Your task is to write out the complete listing exactly as it is shown.
--- Start of Provided entries ---
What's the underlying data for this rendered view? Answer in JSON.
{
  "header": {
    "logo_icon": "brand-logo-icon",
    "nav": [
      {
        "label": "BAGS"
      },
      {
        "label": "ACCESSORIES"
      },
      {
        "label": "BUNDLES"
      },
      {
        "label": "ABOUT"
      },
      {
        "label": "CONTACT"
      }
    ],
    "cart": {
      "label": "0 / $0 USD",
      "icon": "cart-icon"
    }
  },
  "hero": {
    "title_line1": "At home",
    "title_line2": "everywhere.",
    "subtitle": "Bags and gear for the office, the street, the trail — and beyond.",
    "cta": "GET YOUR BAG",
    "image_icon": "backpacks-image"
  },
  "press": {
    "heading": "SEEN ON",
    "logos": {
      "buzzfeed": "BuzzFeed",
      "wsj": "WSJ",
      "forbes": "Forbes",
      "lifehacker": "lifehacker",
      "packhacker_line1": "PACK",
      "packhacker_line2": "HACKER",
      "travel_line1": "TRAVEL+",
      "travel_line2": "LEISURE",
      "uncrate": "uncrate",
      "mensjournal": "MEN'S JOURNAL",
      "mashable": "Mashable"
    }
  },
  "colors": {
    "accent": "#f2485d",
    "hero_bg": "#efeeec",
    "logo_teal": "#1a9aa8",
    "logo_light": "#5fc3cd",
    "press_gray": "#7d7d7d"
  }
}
--- End of Provided entries ---
| Finished exercise |
What's the underlying data for this rendered view? Answer in JSON.
{
  "header": {
    "logo_icon": "brand-logo-icon",
    "nav": [
      {
        "label": "BAGS"
      },
      {
        "label": "ACCESSORIES"
      },
      {
        "label": "BUNDLES"
      },
      {
        "label": "ABOUT"
      },
      {
        "label": "CONTACT"
      }
    ],
    "cart": {
      "label": "0 / $0 USD",
      "icon": "cart-icon"
    }
  },
  "hero": {
    "title_line1": "At home",
    "title_line2": "everywhere.",
    "subtitle": "Bags and gear for the office, the street, the trail — and beyond.",
    "cta": "GET YOUR BAG",
    "image_icon": "backpacks-image"
  },
  "press": {
    "heading": "SEEN ON",
    "logos": {
      "buzzfeed": "BuzzFeed",
      "wsj": "WSJ",
      "forbes": "Forbes",
      "lifehacker": "lifehacker",
      "packhacker_line1": "PACK",
      "packhacker_line2": "HACKER",
      "travel_line1": "TRAVEL+",
      "travel_line2": "LEISURE",
      "uncrate": "uncrate",
      "mensjournal": "MEN'S JOURNAL",
      "mashable": "Mashable"
    }
  },
  "colors": {
    "accent": "#f2485d",
    "hero_bg": "#efeeec",
    "logo_teal": "#1a9aa8",
    "logo_light": "#5fc3cd",
    "press_gray": "#7d7d7d"
  }
}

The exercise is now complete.